The request ->
Copy out the records precisely, omitting pictures.

Records provided ->

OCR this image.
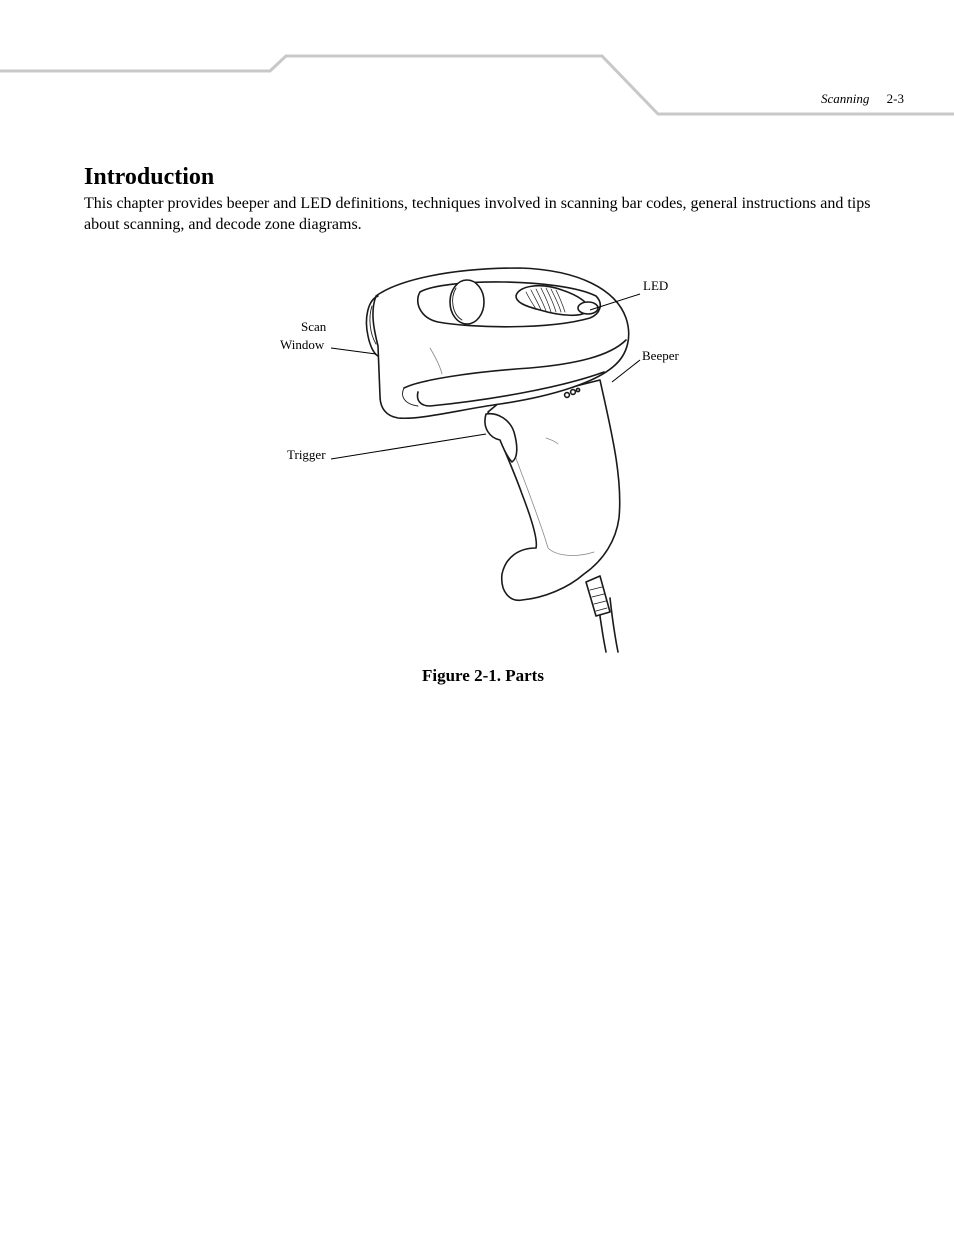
Scanning 2-3
Introduction

This chapter provides beeper and LED definitions, techniques involved in scanning bar codes, general instructions and tips about scanning, and decode zone diagrams.

Scan
Window
Trigger
LED
Beeper
Figure 2-1. Parts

Answer in full ->
OCR this image.
Scanning 2-3
Introduction

This chapter provides beeper and LED definitions, techniques involved in scanning bar codes, general instructions and tips about scanning, and decode zone diagrams.

Scan
Window
Trigger
LED
Beeper
Figure 2-1. Parts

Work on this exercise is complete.